提供された文章 =
_ _ _

レフとスヴェトラーナ、No.23。
Orlando Figes, Just Send Me Word - A True Story of Love and Survival in the Gulag (New York, London, 2012).
試訳のつづき。p.123-p.132。
——
第6章③。
(18) その間に、ペチョラの夏は終わろうとしていた。
9月4日、レフはスヴェータにあてて書いた。
「秋が近づいて来ました。
一昨日は、早朝に凍った最初でした。我々のもの以外は、野菜畑の地方ジャガイモは全部凍りました。畑の半分は夜間に霜で覆われ、あとの半分は霜の降りない乾燥機の近くにあって免れたからです。
どちらもやはり、使いものにほとんどならないでしょう。
夏は本当に短かすぎます。
夜はもう完全に本当のものになって、暗闇が9時から2時半まで続きます。」//
(19) スヴェータが予告したとおり、彼女の8月20日の手紙を、レフは9月5日に受け取った。
今や彼女が来ることが明確になったので、彼女を迎え、秘密裡に木材工場に出入りさせる計画を練る必要があつた。
9月7日までに、彼女にこう書き送るまで進んだ。
「スヴェト、きみが想定したとおり、9月5日に手紙が届いた。…
でも、きみの計画についてまだ明瞭にする必要なことがあったので、率直には返事しなかった。
この手紙は、きみが出発する前に配達されないかもしれない。
僕はまだ、何か具体的なことを書くことができない。少なくとも、今日の夕方までは。でも、きみが受け取れる可能性があるなら、今書く必要がある。

_ _ _

提供された項目 =

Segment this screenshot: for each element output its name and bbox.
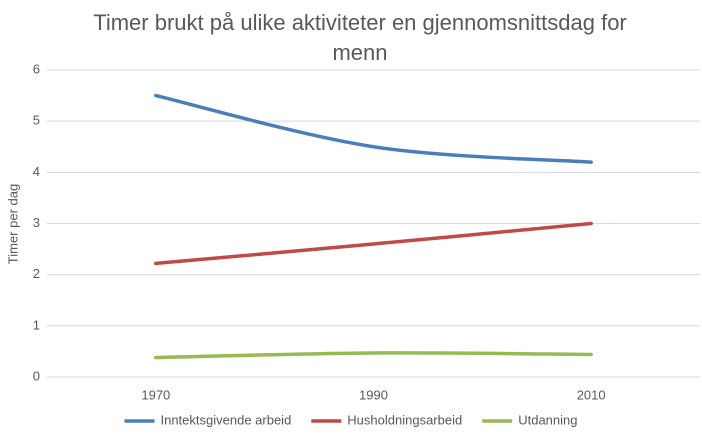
y-tick-label: 2 xyxy=(33,266,40,281)
series-line xyxy=(154,351,593,360)
x-tick-label: 1970 xyxy=(141,387,170,402)
legend-label: Inntektsgivende arbeid xyxy=(160,412,291,427)
y-tick-label: 1 xyxy=(33,317,40,332)
x-tick-label: 1990 xyxy=(359,387,388,402)
y-tick-label: 3 xyxy=(33,215,40,230)
y-tick-label: 6 xyxy=(33,61,40,76)
legend-label: Utdanning xyxy=(518,412,577,427)
y-tick-label: 0 xyxy=(33,368,40,383)
y-axis-label: Timer per dag xyxy=(5,184,20,264)
series-line xyxy=(154,221,593,266)
legend-label: Husholdningsarbeid xyxy=(347,412,462,427)
series-line xyxy=(154,93,593,164)
y-tick-label: 5 xyxy=(33,113,40,128)
y-tick-label: 4 xyxy=(33,164,40,179)
x-tick-label: 2010 xyxy=(577,387,606,402)
chart-title: Timer brukt på ulike aktiviteter en gjen… xyxy=(93,10,627,65)
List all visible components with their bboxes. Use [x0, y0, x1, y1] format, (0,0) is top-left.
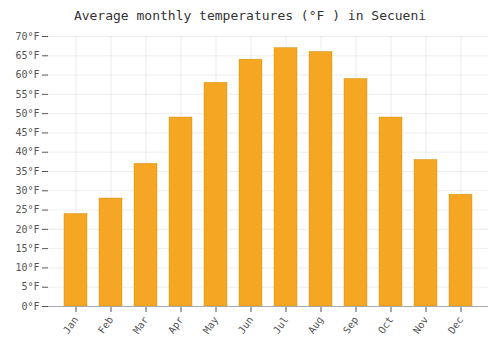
- svg-text:15°F: 15°F: [15, 243, 39, 254]
- svg-text:5°F: 5°F: [21, 281, 39, 292]
- svg-text:Jul: Jul: [271, 314, 290, 335]
- svg-text:Sep: Sep: [341, 314, 360, 335]
- svg-text:50°F: 50°F: [15, 108, 39, 119]
- svg-text:65°F: 65°F: [15, 50, 39, 61]
- svg-text:Dec: Dec: [446, 314, 465, 335]
- svg-text:70°F: 70°F: [15, 31, 39, 42]
- svg-text:20°F: 20°F: [15, 224, 39, 235]
- svg-text:45°F: 45°F: [15, 127, 39, 138]
- svg-text:Nov: Nov: [411, 314, 430, 335]
- svg-text:30°F: 30°F: [15, 185, 39, 196]
- svg-text:25°F: 25°F: [15, 204, 39, 215]
- svg-text:55°F: 55°F: [15, 89, 39, 100]
- svg-text:Mar: Mar: [131, 314, 150, 335]
- svg-text:May: May: [201, 314, 220, 335]
- svg-text:60°F: 60°F: [15, 69, 39, 80]
- svg-text:Aug: Aug: [306, 314, 325, 335]
- html-text:Average monthly temperatures (: Average monthly temperatures (°F ) in Se…: [73, 8, 427, 23]
- svg-text:40°F: 40°F: [15, 146, 39, 157]
- svg-text:Apr: Apr: [166, 314, 185, 335]
- svg-text:Jan: Jan: [61, 314, 80, 335]
- svg-text:35°F: 35°F: [15, 166, 39, 177]
- svg-text:0°F: 0°F: [21, 301, 39, 312]
- svg-text:Jun: Jun: [236, 314, 255, 335]
- svg-text:10°F: 10°F: [15, 262, 39, 273]
- svg-text:Oct: Oct: [376, 314, 395, 335]
- svg-text:Feb: Feb: [96, 314, 115, 335]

_ _ _

課題の内容 = 上に掲げたレフとスヴェータの文章のうち、「一昨日は、早朝に凍った最初で」から「この手紙は、きみが出発する前に配達されないかもしれない。」までの部分を、一字も変えずに書き写してください。

課題の解答 =
一昨日は、早朝に凍った最初でした。我々のもの以外は、野菜畑の地方ジャガイモは全部凍りました。畑の半分は夜間に霜で覆われ、あとの半分は霜の降りない乾燥機の近くにあって免れたからです。
どちらもやはり、使いものにほとんどならないでしょう。
夏は本当に短かすぎます。
夜はもう完全に本当のものになって、暗闇が9時から2時半まで続きます。」//
(19) スヴェータが予告したとおり、彼女の8月20日の手紙を、レフは9月5日に受け取った。
今や彼女が来ることが明確になったので、彼女を迎え、秘密裡に木材工場に出入りさせる計画を練る必要があつた。
9月7日までに、彼女にこう書き送るまで進んだ。
「スヴェト、きみが想定したとおり、9月5日に手紙が届いた。…
でも、きみの計画についてまだ明瞭にする必要なことがあったので、率直には返事しなかった。
この手紙は、きみが出発する前に配達されないかもしれない。